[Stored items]
====
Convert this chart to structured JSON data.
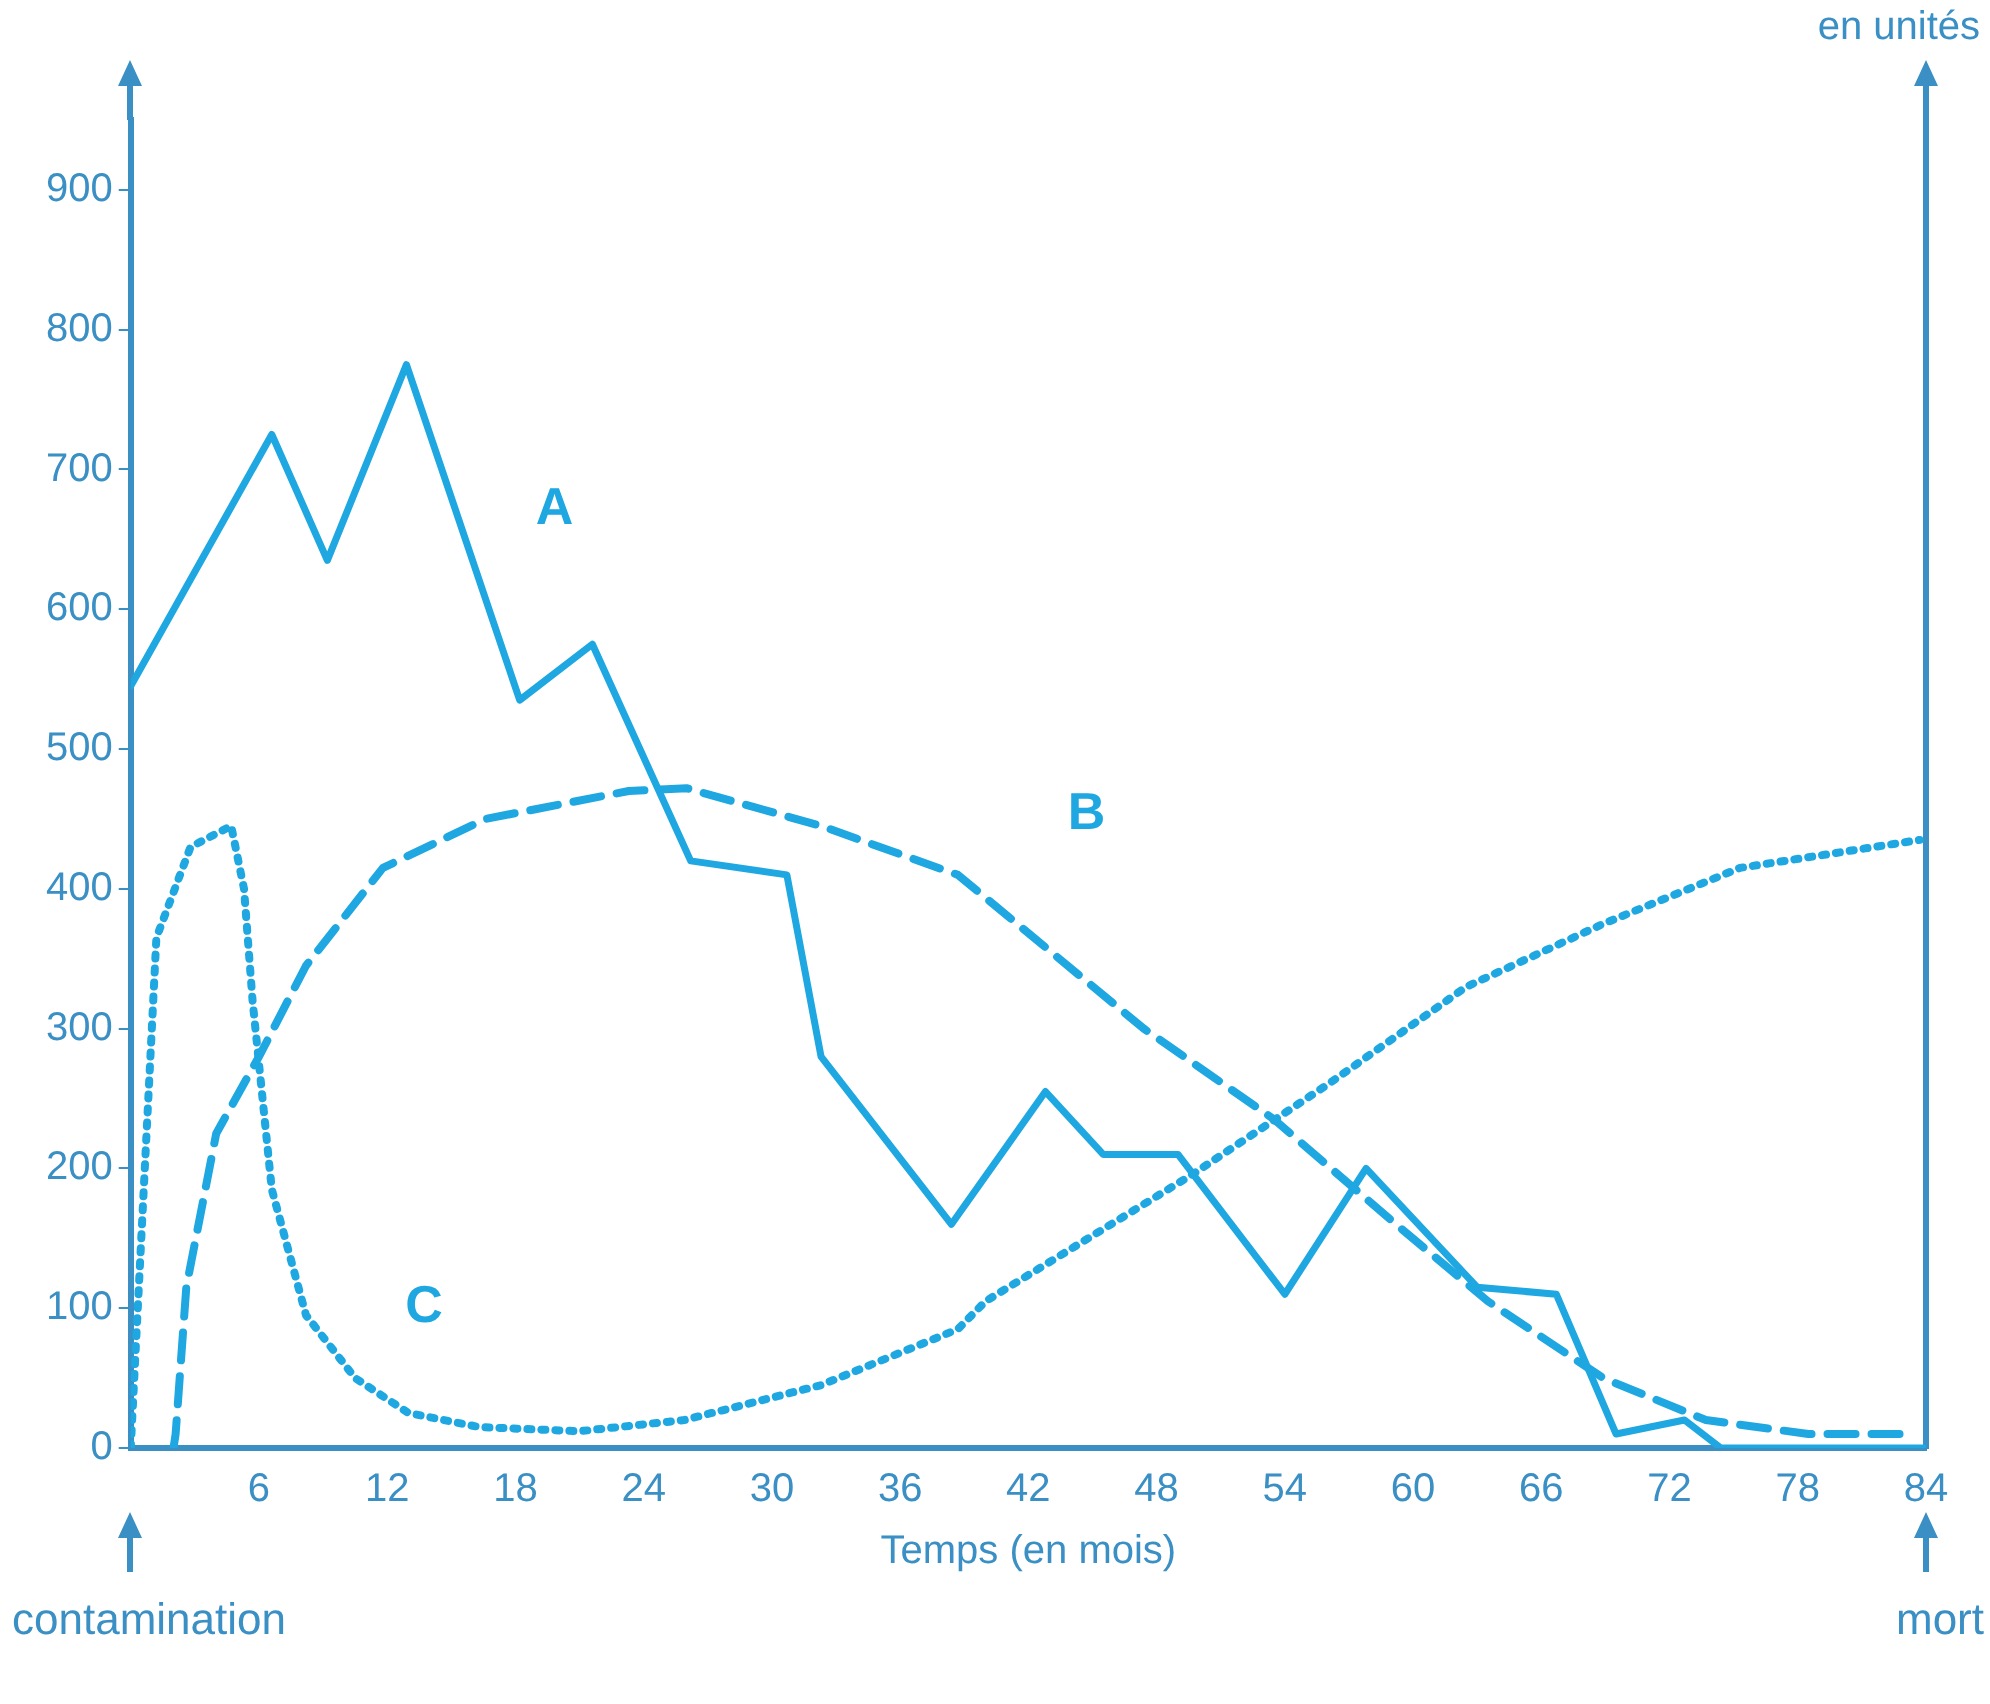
{
  "chart_data": {
    "type": "line",
    "xlabel": "Temps (en mois)",
    "y2label": "en unités",
    "xlim": [
      0,
      84
    ],
    "xticks": [
      6,
      12,
      18,
      24,
      30,
      36,
      42,
      48,
      54,
      60,
      66,
      72,
      78,
      84
    ],
    "ylim": [
      0,
      950
    ],
    "yticks": [
      0,
      100,
      200,
      300,
      400,
      500,
      600,
      700,
      800,
      900
    ],
    "grid": false,
    "legend": false,
    "marker": "none",
    "series": [
      {
        "name": "A",
        "color": "#1ea7e1",
        "line_style": "solid",
        "x": [
          0,
          6.6,
          9.2,
          12.9,
          18.2,
          21.6,
          26.2,
          30.7,
          32.3,
          38.4,
          42.8,
          45.5,
          49,
          54,
          57.8,
          63,
          66.7,
          69.5,
          72.7,
          74.4,
          84
        ],
        "values": [
          545,
          725,
          635,
          775,
          535,
          575,
          420,
          410,
          280,
          160,
          255,
          210,
          210,
          110,
          200,
          115,
          110,
          10,
          20,
          0,
          0
        ]
      },
      {
        "name": "B",
        "color": "#1ea7e1",
        "line_style": "dashed",
        "x": [
          2,
          2.1,
          2.6,
          4,
          6,
          8.2,
          11.8,
          16.6,
          23.3,
          26,
          32.3,
          38.7,
          47.4,
          53.5,
          59.2,
          63.5,
          68.9,
          73.7,
          78.5,
          83
        ],
        "values": [
          0,
          10,
          115,
          225,
          280,
          345,
          415,
          450,
          470,
          472,
          445,
          410,
          300,
          235,
          160,
          105,
          50,
          20,
          10,
          10
        ]
      },
      {
        "name": "C",
        "color": "#1ea7e1",
        "line_style": "dotted",
        "x": [
          0,
          1.2,
          2.8,
          4.7,
          5.3,
          5.7,
          6.6,
          8.2,
          10.5,
          13,
          16.3,
          21,
          25.9,
          32.3,
          38.7,
          40,
          49.6,
          56,
          62.5,
          68.9,
          75.3,
          83.7
        ],
        "values": [
          0,
          365,
          430,
          445,
          400,
          320,
          185,
          95,
          50,
          25,
          15,
          12,
          20,
          45,
          85,
          105,
          195,
          260,
          330,
          375,
          415,
          435
        ]
      }
    ],
    "annotations": [
      "contamination",
      "mort"
    ]
  }
}
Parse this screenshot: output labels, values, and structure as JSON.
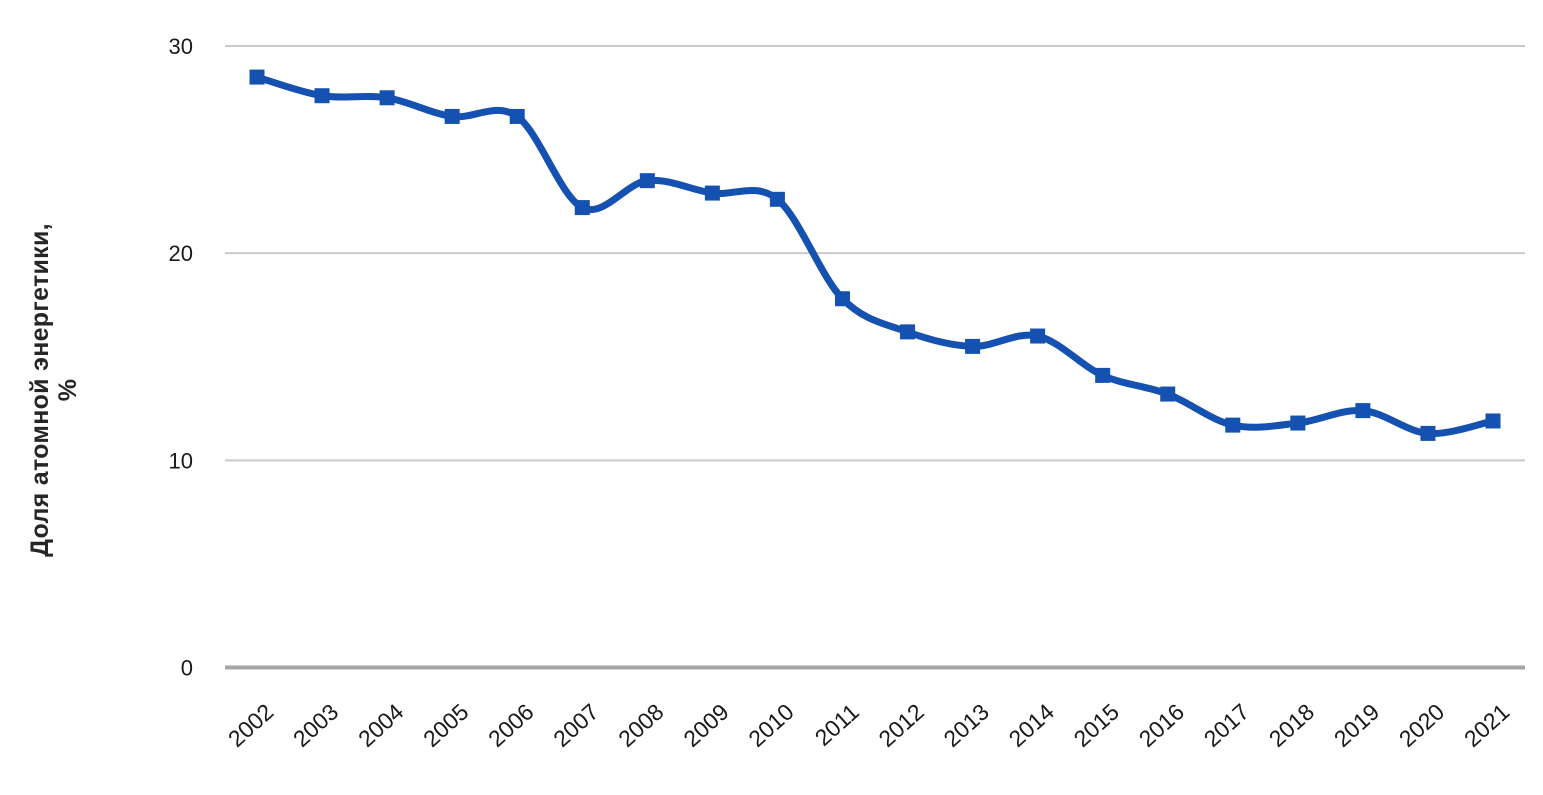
====
Written request: Reproduce each line word for word and drop the pictures.

Response to this task:
Convert this chart to structured JSON data.
{
  "chart_data": {
    "type": "line",
    "xlabel": "Temps (en mois)",
    "y2label": "en unités",
    "xlim": [
      0,
      84
    ],
    "xticks": [
      6,
      12,
      18,
      24,
      30,
      36,
      42,
      48,
      54,
      60,
      66,
      72,
      78,
      84
    ],
    "ylim": [
      0,
      950
    ],
    "yticks": [
      0,
      100,
      200,
      300,
      400,
      500,
      600,
      700,
      800,
      900
    ],
    "grid": false,
    "legend": false,
    "marker": "none",
    "series": [
      {
        "name": "A",
        "color": "#1ea7e1",
        "line_style": "solid",
        "x": [
          0,
          6.6,
          9.2,
          12.9,
          18.2,
          21.6,
          26.2,
          30.7,
          32.3,
          38.4,
          42.8,
          45.5,
          49,
          54,
          57.8,
          63,
          66.7,
          69.5,
          72.7,
          74.4,
          84
        ],
        "values": [
          545,
          725,
          635,
          775,
          535,
          575,
          420,
          410,
          280,
          160,
          255,
          210,
          210,
          110,
          200,
          115,
          110,
          10,
          20,
          0,
          0
        ]
      },
      {
        "name": "B",
        "color": "#1ea7e1",
        "line_style": "dashed",
        "x": [
          2,
          2.1,
          2.6,
          4,
          6,
          8.2,
          11.8,
          16.6,
          23.3,
          26,
          32.3,
          38.7,
          47.4,
          53.5,
          59.2,
          63.5,
          68.9,
          73.7,
          78.5,
          83
        ],
        "values": [
          0,
          10,
          115,
          225,
          280,
          345,
          415,
          450,
          470,
          472,
          445,
          410,
          300,
          235,
          160,
          105,
          50,
          20,
          10,
          10
        ]
      },
      {
        "name": "C",
        "color": "#1ea7e1",
        "line_style": "dotted",
        "x": [
          0,
          1.2,
          2.8,
          4.7,
          5.3,
          5.7,
          6.6,
          8.2,
          10.5,
          13,
          16.3,
          21,
          25.9,
          32.3,
          38.7,
          40,
          49.6,
          56,
          62.5,
          68.9,
          75.3,
          83.7
        ],
        "values": [
          0,
          365,
          430,
          445,
          400,
          320,
          185,
          95,
          50,
          25,
          15,
          12,
          20,
          45,
          85,
          105,
          195,
          260,
          330,
          375,
          415,
          435
        ]
      }
    ],
    "annotations": [
      "contamination",
      "mort"
    ]
  }
}
Parse this screenshot: output labels, values, and structure as JSON.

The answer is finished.